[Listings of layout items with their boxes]
────────────────────
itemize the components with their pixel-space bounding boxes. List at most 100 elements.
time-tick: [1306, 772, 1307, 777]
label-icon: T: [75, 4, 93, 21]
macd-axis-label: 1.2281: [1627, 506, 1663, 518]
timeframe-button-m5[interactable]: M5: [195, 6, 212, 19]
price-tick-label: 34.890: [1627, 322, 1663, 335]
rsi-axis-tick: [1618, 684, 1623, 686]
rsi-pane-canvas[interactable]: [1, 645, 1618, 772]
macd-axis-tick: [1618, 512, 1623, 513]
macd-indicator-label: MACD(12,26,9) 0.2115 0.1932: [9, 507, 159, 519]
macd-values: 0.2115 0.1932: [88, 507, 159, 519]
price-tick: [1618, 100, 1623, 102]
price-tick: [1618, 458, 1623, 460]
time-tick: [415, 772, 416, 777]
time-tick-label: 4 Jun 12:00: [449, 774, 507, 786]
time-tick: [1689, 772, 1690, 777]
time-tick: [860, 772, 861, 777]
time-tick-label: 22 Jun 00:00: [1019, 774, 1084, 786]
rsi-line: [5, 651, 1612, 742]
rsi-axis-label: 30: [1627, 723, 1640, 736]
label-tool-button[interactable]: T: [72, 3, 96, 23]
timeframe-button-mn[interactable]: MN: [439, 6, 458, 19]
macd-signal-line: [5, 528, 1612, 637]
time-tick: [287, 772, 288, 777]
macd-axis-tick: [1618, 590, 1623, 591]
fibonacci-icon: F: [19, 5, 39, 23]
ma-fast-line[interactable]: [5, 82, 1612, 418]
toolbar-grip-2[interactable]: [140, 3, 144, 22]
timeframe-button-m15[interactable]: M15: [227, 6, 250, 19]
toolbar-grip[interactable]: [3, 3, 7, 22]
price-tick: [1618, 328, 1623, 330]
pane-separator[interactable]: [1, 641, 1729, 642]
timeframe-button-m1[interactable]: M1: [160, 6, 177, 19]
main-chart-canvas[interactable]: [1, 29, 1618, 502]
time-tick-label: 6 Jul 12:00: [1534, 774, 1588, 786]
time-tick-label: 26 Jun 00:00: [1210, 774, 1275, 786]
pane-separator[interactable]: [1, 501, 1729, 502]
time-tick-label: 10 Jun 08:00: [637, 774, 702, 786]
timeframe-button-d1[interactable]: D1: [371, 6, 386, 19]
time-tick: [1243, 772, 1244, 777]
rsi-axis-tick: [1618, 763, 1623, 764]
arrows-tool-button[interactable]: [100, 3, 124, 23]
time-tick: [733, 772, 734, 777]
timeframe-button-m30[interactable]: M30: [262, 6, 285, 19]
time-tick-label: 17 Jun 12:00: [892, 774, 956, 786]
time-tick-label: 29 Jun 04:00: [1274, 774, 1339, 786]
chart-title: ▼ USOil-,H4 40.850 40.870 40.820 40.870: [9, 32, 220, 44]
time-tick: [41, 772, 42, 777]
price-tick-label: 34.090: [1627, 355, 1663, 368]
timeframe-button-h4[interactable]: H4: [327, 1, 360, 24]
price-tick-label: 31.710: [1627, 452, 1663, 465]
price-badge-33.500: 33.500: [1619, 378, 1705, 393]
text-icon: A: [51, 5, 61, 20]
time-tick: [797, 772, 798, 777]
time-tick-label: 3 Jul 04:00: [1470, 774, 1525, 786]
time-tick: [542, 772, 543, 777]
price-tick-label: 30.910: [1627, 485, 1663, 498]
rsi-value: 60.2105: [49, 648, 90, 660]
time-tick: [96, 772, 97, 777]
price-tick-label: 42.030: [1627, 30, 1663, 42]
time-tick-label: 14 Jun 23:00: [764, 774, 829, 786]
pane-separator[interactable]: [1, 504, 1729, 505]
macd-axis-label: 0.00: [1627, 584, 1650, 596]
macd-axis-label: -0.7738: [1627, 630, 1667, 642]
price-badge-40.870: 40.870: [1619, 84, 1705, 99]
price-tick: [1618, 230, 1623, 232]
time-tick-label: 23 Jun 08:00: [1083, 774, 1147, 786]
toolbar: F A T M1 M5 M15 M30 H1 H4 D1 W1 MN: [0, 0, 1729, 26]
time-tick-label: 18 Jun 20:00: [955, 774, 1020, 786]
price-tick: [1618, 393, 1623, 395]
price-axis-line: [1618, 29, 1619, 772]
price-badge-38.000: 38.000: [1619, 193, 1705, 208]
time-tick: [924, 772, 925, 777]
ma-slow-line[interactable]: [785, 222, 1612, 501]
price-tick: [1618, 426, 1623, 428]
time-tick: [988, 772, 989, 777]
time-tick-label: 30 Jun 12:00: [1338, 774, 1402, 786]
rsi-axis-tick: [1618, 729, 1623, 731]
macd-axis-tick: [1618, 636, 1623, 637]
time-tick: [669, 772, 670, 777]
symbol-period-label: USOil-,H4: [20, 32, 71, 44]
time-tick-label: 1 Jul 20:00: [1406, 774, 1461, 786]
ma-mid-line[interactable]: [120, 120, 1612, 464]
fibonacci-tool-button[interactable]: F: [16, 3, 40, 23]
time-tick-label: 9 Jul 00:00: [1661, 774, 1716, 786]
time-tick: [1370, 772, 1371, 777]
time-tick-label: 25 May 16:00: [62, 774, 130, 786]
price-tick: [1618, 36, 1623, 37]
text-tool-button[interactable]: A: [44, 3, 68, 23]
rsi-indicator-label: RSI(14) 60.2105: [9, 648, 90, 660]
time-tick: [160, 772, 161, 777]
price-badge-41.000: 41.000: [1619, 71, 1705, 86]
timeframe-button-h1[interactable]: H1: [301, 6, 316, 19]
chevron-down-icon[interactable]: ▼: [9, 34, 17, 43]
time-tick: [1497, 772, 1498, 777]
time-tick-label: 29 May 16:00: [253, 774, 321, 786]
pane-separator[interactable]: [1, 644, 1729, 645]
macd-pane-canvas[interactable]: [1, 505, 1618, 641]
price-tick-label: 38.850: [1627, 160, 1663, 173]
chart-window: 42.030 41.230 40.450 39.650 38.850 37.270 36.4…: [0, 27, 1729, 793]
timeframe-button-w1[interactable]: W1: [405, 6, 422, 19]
────────────────────
Exercise>
Set out every line of the data above as a numbered list, omitting any blank lines.

Solution>
1. itemize the components with their pixel-space bounding boxes. List at most 100 elements.
2. time-tick: [1306, 772, 1307, 777]
3. label-icon: T: [75, 4, 93, 21]
4. macd-axis-label: 1.2281: [1627, 506, 1663, 518]
5. timeframe-button-m5[interactable]: M5: [195, 6, 212, 19]
6. price-tick-label: 34.890: [1627, 322, 1663, 335]
7. rsi-axis-tick: [1618, 684, 1623, 686]
8. rsi-pane-canvas[interactable]: [1, 645, 1618, 772]
9. macd-axis-tick: [1618, 512, 1623, 513]
10. macd-indicator-label: MACD(12,26,9) 0.2115 0.1932: [9, 507, 159, 519]
11. macd-values: 0.2115 0.1932: [88, 507, 159, 519]
12. price-tick: [1618, 100, 1623, 102]
13. price-tick: [1618, 458, 1623, 460]
14. time-tick: [415, 772, 416, 777]
15. time-tick-label: 4 Jun 12:00: [449, 774, 507, 786]
16. time-tick: [1689, 772, 1690, 777]
17. time-tick: [860, 772, 861, 777]
18. time-tick-label: 22 Jun 00:00: [1019, 774, 1084, 786]
19. rsi-line: [5, 651, 1612, 742]
20. rsi-axis-label: 30: [1627, 723, 1640, 736]
21. label-tool-button[interactable]: T: [72, 3, 96, 23]
22. timeframe-button-mn[interactable]: MN: [439, 6, 458, 19]
23. macd-signal-line: [5, 528, 1612, 637]
24. time-tick: [287, 772, 288, 777]
25. macd-axis-tick: [1618, 590, 1623, 591]
26. fibonacci-icon: F: [19, 5, 39, 23]
27. ma-fast-line[interactable]: [5, 82, 1612, 418]
28. toolbar-grip-2[interactable]: [140, 3, 144, 22]
29. timeframe-button-m15[interactable]: M15: [227, 6, 250, 19]
30. toolbar-grip[interactable]: [3, 3, 7, 22]
31. price-tick: [1618, 328, 1623, 330]
32. pane-separator[interactable]: [1, 641, 1729, 642]
33. timeframe-button-m1[interactable]: M1: [160, 6, 177, 19]
34. main-chart-canvas[interactable]: [1, 29, 1618, 502]
35. time-tick-label: 6 Jul 12:00: [1534, 774, 1588, 786]
36. time-tick-label: 26 Jun 00:00: [1210, 774, 1275, 786]
37. pane-separator[interactable]: [1, 501, 1729, 502]
38. time-tick-label: 10 Jun 08:00: [637, 774, 702, 786]
39. timeframe-button-d1[interactable]: D1: [371, 6, 386, 19]
40. time-tick: [1243, 772, 1244, 777]
41. rsi-axis-tick: [1618, 763, 1623, 764]
42. arrows-tool-button[interactable]: [100, 3, 124, 23]
43. time-tick: [733, 772, 734, 777]
44. timeframe-button-m30[interactable]: M30: [262, 6, 285, 19]
45. time-tick-label: 17 Jun 12:00: [892, 774, 956, 786]
46. time-tick-label: 29 Jun 04:00: [1274, 774, 1339, 786]
47. chart-title: ▼ USOil-,H4 40.850 40.870 40.820 40.870: [9, 32, 220, 44]
48. time-tick: [41, 772, 42, 777]
49. price-tick-label: 34.090: [1627, 355, 1663, 368]
50. timeframe-button-h4[interactable]: H4: [327, 1, 360, 24]
51. price-tick-label: 31.710: [1627, 452, 1663, 465]
52. price-badge-33.500: 33.500: [1619, 378, 1705, 393]
53. text-icon: A: [51, 5, 61, 20]
54. time-tick: [797, 772, 798, 777]
55. time-tick-label: 3 Jul 04:00: [1470, 774, 1525, 786]
56. time-tick: [542, 772, 543, 777]
57. price-tick-label: 30.910: [1627, 485, 1663, 498]
58. rsi-value: 60.2105: [49, 648, 90, 660]
59. time-tick: [96, 772, 97, 777]
60. price-tick-label: 42.030: [1627, 30, 1663, 42]
61. time-tick-label: 14 Jun 23:00: [764, 774, 829, 786]
62. pane-separator[interactable]: [1, 504, 1729, 505]
63. macd-axis-label: 0.00: [1627, 584, 1650, 596]
64. macd-axis-label: -0.7738: [1627, 630, 1667, 642]
65. price-badge-40.870: 40.870: [1619, 84, 1705, 99]
66. price-tick: [1618, 230, 1623, 232]
67. time-tick-label: 23 Jun 08:00: [1083, 774, 1147, 786]
68. toolbar: F A T M1 M5 M15 M30 H1 H4 D1 W1 MN: [0, 0, 1729, 26]
69. time-tick-label: 18 Jun 20:00: [955, 774, 1020, 786]
70. price-tick: [1618, 393, 1623, 395]
71. price-axis-line: [1618, 29, 1619, 772]
72. price-badge-38.000: 38.000: [1619, 193, 1705, 208]
73. time-tick: [924, 772, 925, 777]
74. ma-slow-line[interactable]: [785, 222, 1612, 501]
75. price-tick: [1618, 426, 1623, 428]
76. time-tick: [988, 772, 989, 777]
77. time-tick-label: 30 Jun 12:00: [1338, 774, 1402, 786]
78. rsi-axis-tick: [1618, 729, 1623, 731]
79. macd-axis-tick: [1618, 636, 1623, 637]
80. time-tick: [669, 772, 670, 777]
81. symbol-period-label: USOil-,H4: [20, 32, 71, 44]
82. time-tick-label: 1 Jul 20:00: [1406, 774, 1461, 786]
83. ma-mid-line[interactable]: [120, 120, 1612, 464]
84. fibonacci-tool-button[interactable]: F: [16, 3, 40, 23]
85. time-tick-label: 9 Jul 00:00: [1661, 774, 1716, 786]
86. time-tick: [1370, 772, 1371, 777]
87. time-tick-label: 25 May 16:00: [62, 774, 130, 786]
88. price-tick: [1618, 36, 1623, 37]
89. text-tool-button[interactable]: A: [44, 3, 68, 23]
90. rsi-indicator-label: RSI(14) 60.2105: [9, 648, 90, 660]
91. time-tick: [160, 772, 161, 777]
92. price-badge-41.000: 41.000: [1619, 71, 1705, 86]
93. timeframe-button-h1[interactable]: H1: [301, 6, 316, 19]
94. chevron-down-icon[interactable]: ▼: [9, 34, 17, 43]
95. time-tick: [1497, 772, 1498, 777]
96. time-tick-label: 29 May 16:00: [253, 774, 321, 786]
97. pane-separator[interactable]: [1, 644, 1729, 645]
98. macd-pane-canvas[interactable]: [1, 505, 1618, 641]
99. price-tick-label: 38.850: [1627, 160, 1663, 173]
100. chart-window: 42.030 41.230 40.450 39.650 38.850 37.270 36.4…: [0, 27, 1729, 793]
101. timeframe-button-w1[interactable]: W1: [405, 6, 422, 19]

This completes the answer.